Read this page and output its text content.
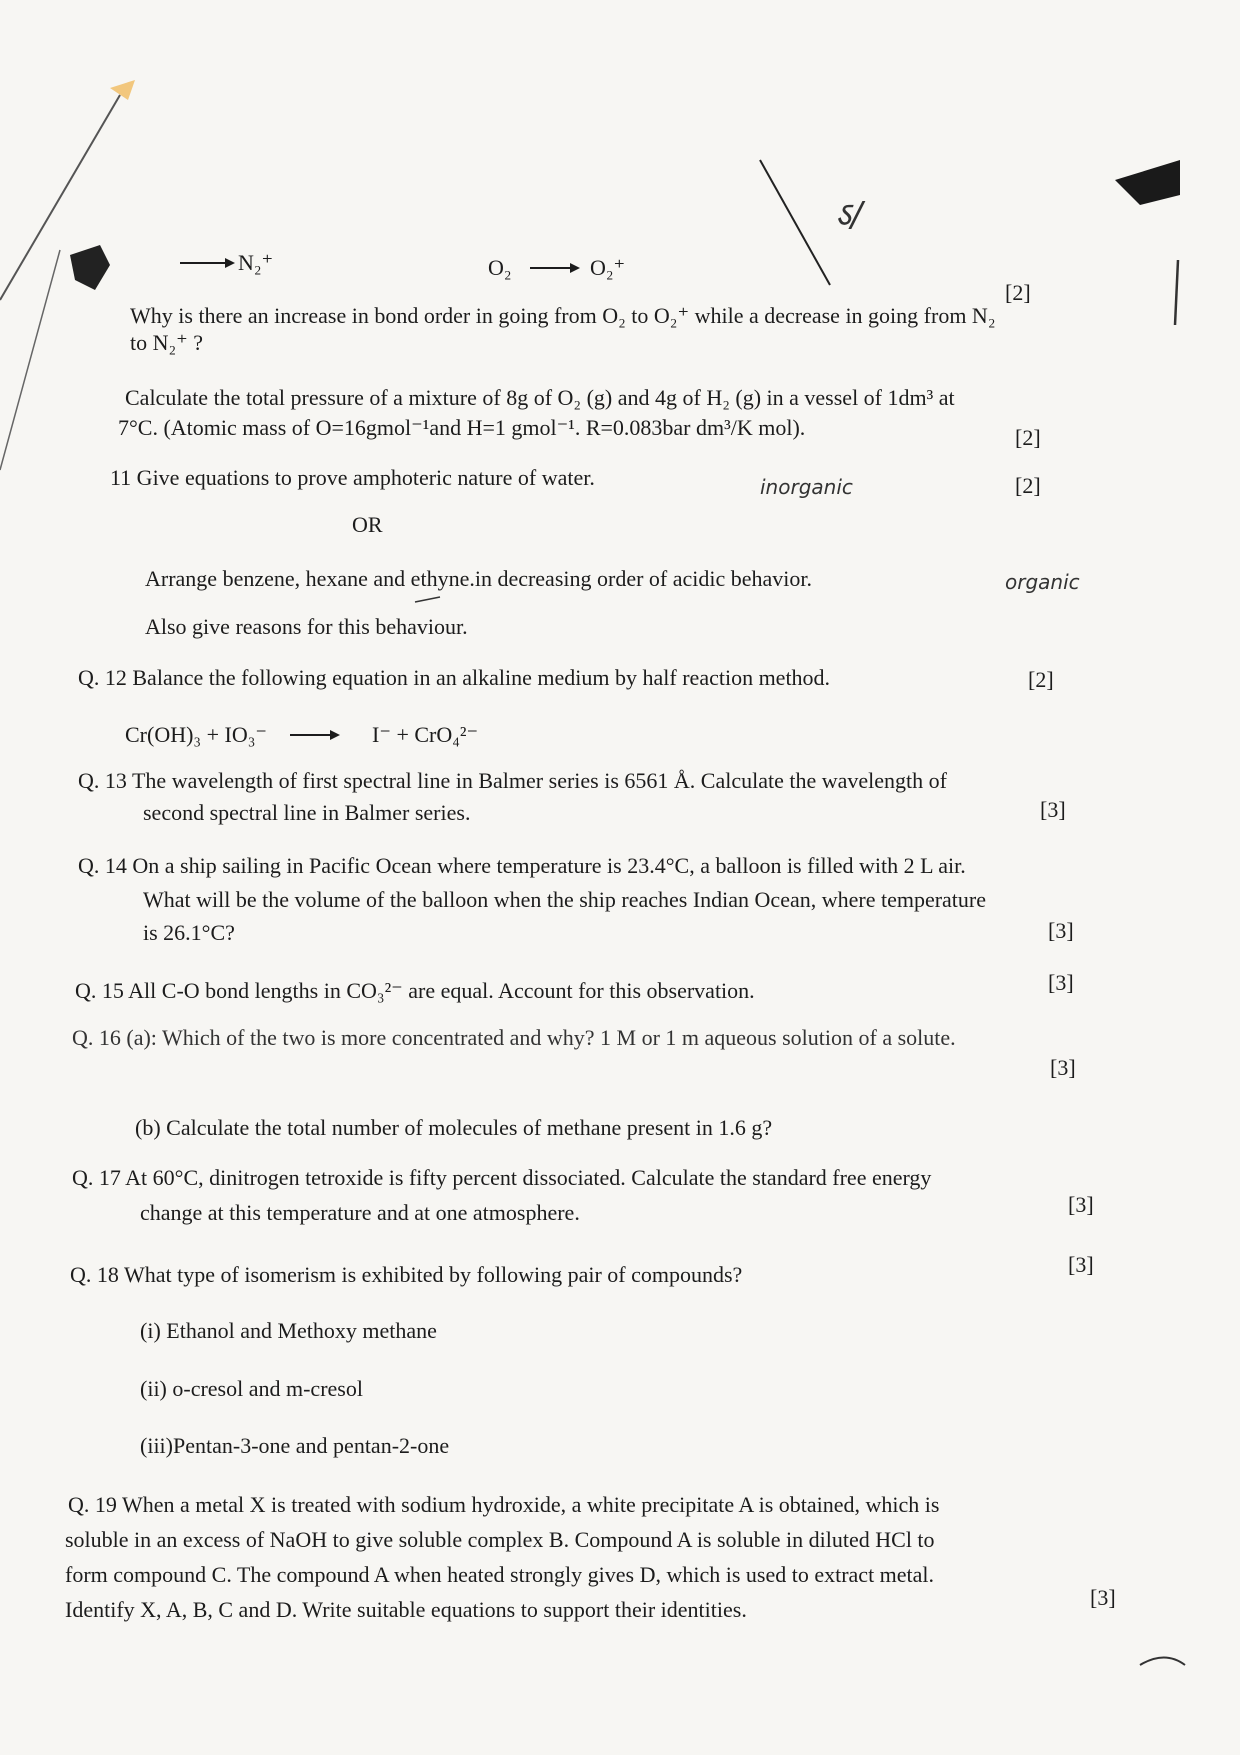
N₂⁺	O₂	O₂⁺
ऽ/
[2]
Why is there an increase in bond order in going from O₂ to O₂⁺ while a decrease in going from N₂
to N₂⁺ ?
Calculate the total pressure of a mixture of 8g of O₂ (g) and 4g of H₂ (g) in a vessel of 1dm³ at
7°C. (Atomic mass of O=16gmol⁻¹and H=1 gmol⁻¹. R=0.083bar dm³/K mol).	[2]
11 Give equations to prove amphoteric nature of water.	inorganic	[2]
OR
Arrange benzene, hexane and ethyne.in decreasing order of acidic behavior.	organic
Also give reasons for this behaviour.
Q. 12 Balance the following equation in an alkaline medium by half reaction method.	[2]
Cr(OH)₃ + IO₃⁻	I⁻ + CrO₄²⁻
Q. 13 The wavelength of first spectral line in Balmer series is 6561 Å. Calculate the wavelength of
second spectral line in Balmer series.	[3]
Q. 14 On a ship sailing in Pacific Ocean where temperature is 23.4°C, a balloon is filled with 2 L air.
What will be the volume of the balloon when the ship reaches Indian Ocean, where temperature
is 26.1°C?	[3]
Q. 15 All C-O bond lengths in CO₃²⁻ are equal. Account for this observation.	[3]
Q. 16 (a): Which of the two is more concentrated and why? 1 M or 1 m aqueous solution of a solute.
[3]
(b) Calculate the total number of molecules of methane present in 1.6 g?
Q. 17 At 60°C, dinitrogen tetroxide is fifty percent dissociated. Calculate the standard free energy
change at this temperature and at one atmosphere.	[3]
Q. 18 What type of isomerism is exhibited by following pair of compounds?	[3]
(i) Ethanol and Methoxy methane
(ii) o-cresol and m-cresol
(iii)Pentan-3-one and pentan-2-one
Q. 19 When a metal X is treated with sodium hydroxide, a white precipitate A is obtained, which is
soluble in an excess of NaOH to give soluble complex B. Compound A is soluble in diluted HCl to
form compound C. The compound A when heated strongly gives D, which is used to extract metal.
Identify X, A, B, C and D. Write suitable equations to support their identities.	[3]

○ ○ ○

■ Goal of the exercise ■
Quote every line word for word and keep the images out of the copy.

■ Worked answer ■
Read this page and output its text content.
N₂⁺	O₂	O₂⁺
ऽ/
[2]
Why is there an increase in bond order in going from O₂ to O₂⁺ while a decrease in going from N₂
to N₂⁺ ?
Calculate the total pressure of a mixture of 8g of O₂ (g) and 4g of H₂ (g) in a vessel of 1dm³ at
7°C. (Atomic mass of O=16gmol⁻¹and H=1 gmol⁻¹. R=0.083bar dm³/K mol).	[2]
11 Give equations to prove amphoteric nature of water.	inorganic	[2]
OR
Arrange benzene, hexane and ethyne.in decreasing order of acidic behavior.	organic
Also give reasons for this behaviour.
Q. 12 Balance the following equation in an alkaline medium by half reaction method.	[2]
Cr(OH)₃ + IO₃⁻	I⁻ + CrO₄²⁻
Q. 13 The wavelength of first spectral line in Balmer series is 6561 Å. Calculate the wavelength of
second spectral line in Balmer series.	[3]
Q. 14 On a ship sailing in Pacific Ocean where temperature is 23.4°C, a balloon is filled with 2 L air.
What will be the volume of the balloon when the ship reaches Indian Ocean, where temperature
is 26.1°C?	[3]
Q. 15 All C-O bond lengths in CO₃²⁻ are equal. Account for this observation.	[3]
Q. 16 (a): Which of the two is more concentrated and why? 1 M or 1 m aqueous solution of a solute.
[3]
(b) Calculate the total number of molecules of methane present in 1.6 g?
Q. 17 At 60°C, dinitrogen tetroxide is fifty percent dissociated. Calculate the standard free energy
change at this temperature and at one atmosphere.	[3]
Q. 18 What type of isomerism is exhibited by following pair of compounds?	[3]
(i) Ethanol and Methoxy methane
(ii) o-cresol and m-cresol
(iii)Pentan-3-one and pentan-2-one
Q. 19 When a metal X is treated with sodium hydroxide, a white precipitate A is obtained, which is
soluble in an excess of NaOH to give soluble complex B. Compound A is soluble in diluted HCl to
form compound C. The compound A when heated strongly gives D, which is used to extract metal.
Identify X, A, B, C and D. Write suitable equations to support their identities.	[3]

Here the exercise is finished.